WHAT YOU WILL DO: Reproduce word for word the stretch of the forum comments on designers over 40 from "I'm amazed this" through "years from now.".

═══ EXCERPTED PASSAGE


    0 points
  • Posted to Designers who are 40 plus, how are you..., in reply to Bevan Stephens , Apr 12, 2019

    there are fewer older people in the tech industry right now, because it has risen up quite quickly

    So you think the progression of technology is going to start slowing down? That goes contrary to everything we know.

    People have this false idea that the world pre-internet and post-internet was some big dividing line...and it was just a bunch of "lazy" people who couldn't make the jump. But the tech industry has always been there, making progress and steadily changing every year (in design think of the changes from metal typesetting > phototypesetting > desktop publishing > websites > skeuomorphic interactive web apps > flat design mobile apps > ??). And the rate at which this is happening is increasing.

    It's cognitive dissonance to think, "Sure, I don't work with any old people now, but everything will be different when I'm older! I'm special and will be able to keep up, unlike my lazy grandparents!"

    Personally, I'm investing a large portion of my income as I don't want to place of the burden of supporting me on my children or other people. In the tech industry, we make more money than most people do. My feeling is, to not save and invest given that, is foolish.

    -3 points
  • Posted to Designers who are 40 plus, how are you..., in reply to Bevan Stephens , Apr 11, 2019

    I'm amazed this is the top comment and I hope all of you live in countries with robust government safety nets or have large inheritances from your parents.

    If you don't have a planned exit strategy from design (ie. either enough savings/investments/government support to retire...or eventual career pivot to McDonalds), you're going to have a bad time.

    I also like what I do and want to continue doing it, but I know I'm kidding myself to think both A) I'll be able to keep up with the latest technology forever and B) companies are going to want to hire a 75 year-old geriatric to design whatever machine-learning 3D AR/VR interfaces we're using 30 years from now.

    2 points
  • Posted to 1 week into my new job and I'm thinking about quitting., in reply to Thomas Michael Semmler , Apr 11, 2019

    James is spot on here.

    If a company of that size (30+ employees) stands to lose so much from you leaving it...it's a poorly run company.

    People leave. People get sick. People die. It might hurt our egos to understand this, but a stable well-run business is one where the processes & decisions are well defined and documented so that employees can all be easily replaced.

══════
═══ EXTRACTED RECORDS

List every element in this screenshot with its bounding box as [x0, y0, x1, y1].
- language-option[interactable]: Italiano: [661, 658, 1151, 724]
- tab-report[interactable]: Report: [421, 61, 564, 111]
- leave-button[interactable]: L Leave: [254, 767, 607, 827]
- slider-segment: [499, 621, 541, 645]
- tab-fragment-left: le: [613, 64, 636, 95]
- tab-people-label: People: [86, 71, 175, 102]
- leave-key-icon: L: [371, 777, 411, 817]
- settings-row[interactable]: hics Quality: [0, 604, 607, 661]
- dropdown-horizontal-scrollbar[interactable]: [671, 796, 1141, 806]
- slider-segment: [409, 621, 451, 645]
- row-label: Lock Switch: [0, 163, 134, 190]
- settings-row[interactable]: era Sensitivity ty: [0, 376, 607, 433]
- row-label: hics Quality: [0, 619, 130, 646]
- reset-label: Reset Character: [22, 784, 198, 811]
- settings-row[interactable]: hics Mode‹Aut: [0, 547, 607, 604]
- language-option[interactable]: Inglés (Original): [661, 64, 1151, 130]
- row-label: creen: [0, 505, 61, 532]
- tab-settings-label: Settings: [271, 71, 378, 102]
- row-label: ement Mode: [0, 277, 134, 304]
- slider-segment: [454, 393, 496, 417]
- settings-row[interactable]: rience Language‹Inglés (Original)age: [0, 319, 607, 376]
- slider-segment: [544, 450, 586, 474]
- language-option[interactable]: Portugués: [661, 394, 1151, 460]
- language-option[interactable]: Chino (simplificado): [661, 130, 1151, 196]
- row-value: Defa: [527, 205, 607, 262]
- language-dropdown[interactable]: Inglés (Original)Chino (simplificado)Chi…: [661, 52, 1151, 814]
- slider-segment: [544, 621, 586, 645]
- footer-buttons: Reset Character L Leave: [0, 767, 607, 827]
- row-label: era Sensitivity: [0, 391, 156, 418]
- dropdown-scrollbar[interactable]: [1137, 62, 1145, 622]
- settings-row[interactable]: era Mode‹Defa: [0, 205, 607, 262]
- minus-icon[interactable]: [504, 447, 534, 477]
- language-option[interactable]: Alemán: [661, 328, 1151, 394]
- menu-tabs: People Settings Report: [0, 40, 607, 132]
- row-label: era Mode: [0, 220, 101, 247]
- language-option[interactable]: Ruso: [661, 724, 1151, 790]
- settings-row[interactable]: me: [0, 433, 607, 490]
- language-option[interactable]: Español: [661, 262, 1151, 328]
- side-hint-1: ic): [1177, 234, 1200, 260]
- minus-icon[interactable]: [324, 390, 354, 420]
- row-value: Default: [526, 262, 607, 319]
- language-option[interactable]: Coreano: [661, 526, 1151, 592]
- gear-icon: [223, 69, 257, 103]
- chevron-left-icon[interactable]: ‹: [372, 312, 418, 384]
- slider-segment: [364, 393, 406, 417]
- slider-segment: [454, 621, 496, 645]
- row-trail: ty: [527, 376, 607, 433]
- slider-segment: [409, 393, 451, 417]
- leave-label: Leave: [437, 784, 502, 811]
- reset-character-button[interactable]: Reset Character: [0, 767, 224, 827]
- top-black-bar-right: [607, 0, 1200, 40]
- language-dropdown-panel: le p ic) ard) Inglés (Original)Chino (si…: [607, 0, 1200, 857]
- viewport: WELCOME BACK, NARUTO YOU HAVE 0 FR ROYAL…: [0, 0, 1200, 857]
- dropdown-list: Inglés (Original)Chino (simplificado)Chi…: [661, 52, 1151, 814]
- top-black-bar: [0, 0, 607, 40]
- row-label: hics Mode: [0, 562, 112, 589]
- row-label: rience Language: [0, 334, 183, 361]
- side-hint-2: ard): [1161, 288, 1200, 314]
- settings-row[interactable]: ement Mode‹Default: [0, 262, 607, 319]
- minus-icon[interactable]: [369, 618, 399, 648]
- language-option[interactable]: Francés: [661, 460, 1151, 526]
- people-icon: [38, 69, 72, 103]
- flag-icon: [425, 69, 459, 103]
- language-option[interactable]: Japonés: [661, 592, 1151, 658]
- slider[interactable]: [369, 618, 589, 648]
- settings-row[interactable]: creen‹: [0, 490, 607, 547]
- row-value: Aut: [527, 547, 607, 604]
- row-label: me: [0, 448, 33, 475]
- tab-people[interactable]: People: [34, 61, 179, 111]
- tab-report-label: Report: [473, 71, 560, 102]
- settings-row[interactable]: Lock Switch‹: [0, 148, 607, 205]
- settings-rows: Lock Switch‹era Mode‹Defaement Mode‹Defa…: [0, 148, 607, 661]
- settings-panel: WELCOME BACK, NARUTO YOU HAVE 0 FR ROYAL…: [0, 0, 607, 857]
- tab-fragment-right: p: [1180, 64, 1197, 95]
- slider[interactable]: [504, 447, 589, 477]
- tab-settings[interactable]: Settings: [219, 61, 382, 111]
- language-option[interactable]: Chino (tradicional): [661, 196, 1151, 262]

══════

SOLVED EXERCISE:
I'm amazed this is the top comment and I hope all of you live in countries with robust government safety nets or have large inheritances from your parents.

    If you don't have a planned exit strategy from design (ie. either enough savings/investments/government support to retire...or eventual career pivot to McDonalds), you're going to have a bad time.

    I also like what I do and want to continue doing it, but I know I'm kidding myself to think both A) I'll be able to keep up with the latest technology forever and B) companies are going to want to hire a 75 year-old geriatric to design whatever machine-learning 3D AR/VR interfaces we're using 30 years from now.